*Given task*:
Write the material out again in full, exactly.

Dataset items
— begin —

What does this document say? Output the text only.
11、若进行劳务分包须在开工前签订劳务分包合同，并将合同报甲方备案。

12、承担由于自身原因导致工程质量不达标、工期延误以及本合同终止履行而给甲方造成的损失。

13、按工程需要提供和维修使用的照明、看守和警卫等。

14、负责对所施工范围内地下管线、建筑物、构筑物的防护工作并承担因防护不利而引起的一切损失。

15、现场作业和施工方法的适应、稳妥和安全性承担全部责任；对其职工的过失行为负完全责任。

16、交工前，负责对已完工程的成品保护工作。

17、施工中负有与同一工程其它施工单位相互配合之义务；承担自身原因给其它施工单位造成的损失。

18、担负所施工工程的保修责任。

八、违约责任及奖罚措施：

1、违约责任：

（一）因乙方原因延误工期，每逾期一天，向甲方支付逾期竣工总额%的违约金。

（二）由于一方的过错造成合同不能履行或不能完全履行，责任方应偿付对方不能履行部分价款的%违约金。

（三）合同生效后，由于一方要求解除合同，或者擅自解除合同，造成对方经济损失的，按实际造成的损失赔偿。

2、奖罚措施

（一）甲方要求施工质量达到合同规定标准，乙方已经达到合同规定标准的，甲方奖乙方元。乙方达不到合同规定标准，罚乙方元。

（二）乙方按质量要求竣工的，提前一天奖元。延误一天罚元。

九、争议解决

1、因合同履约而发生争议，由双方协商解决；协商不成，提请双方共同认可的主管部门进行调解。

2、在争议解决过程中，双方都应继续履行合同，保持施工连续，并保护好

— end —

*Result of this exercise*:
What does this document say? Output the text only.
11、若进行劳务分包须在开工前签订劳务分包合同，并将合同报甲方备案。

12、承担由于自身原因导致工程质量不达标、工期延误以及本合同终止履行而给甲方造成的损失。

13、按工程需要提供和维修使用的照明、看守和警卫等。

14、负责对所施工范围内地下管线、建筑物、构筑物的防护工作并承担因防护不利而引起的一切损失。

15、现场作业和施工方法的适应、稳妥和安全性承担全部责任；对其职工的过失行为负完全责任。

16、交工前，负责对已完工程的成品保护工作。

17、施工中负有与同一工程其它施工单位相互配合之义务；承担自身原因给其它施工单位造成的损失。

18、担负所施工工程的保修责任。

八、违约责任及奖罚措施：

1、违约责任：

（一）因乙方原因延误工期，每逾期一天，向甲方支付逾期竣工总额%的违约金。

（二）由于一方的过错造成合同不能履行或不能完全履行，责任方应偿付对方不能履行部分价款的%违约金。

（三）合同生效后，由于一方要求解除合同，或者擅自解除合同，造成对方经济损失的，按实际造成的损失赔偿。

2、奖罚措施

（一）甲方要求施工质量达到合同规定标准，乙方已经达到合同规定标准的，甲方奖乙方元。乙方达不到合同规定标准，罚乙方元。

（二）乙方按质量要求竣工的，提前一天奖元。延误一天罚元。

九、争议解决

1、因合同履约而发生争议，由双方协商解决；协商不成，提请双方共同认可的主管部门进行调解。

2、在争议解决过程中，双方都应继续履行合同，保持施工连续，并保护好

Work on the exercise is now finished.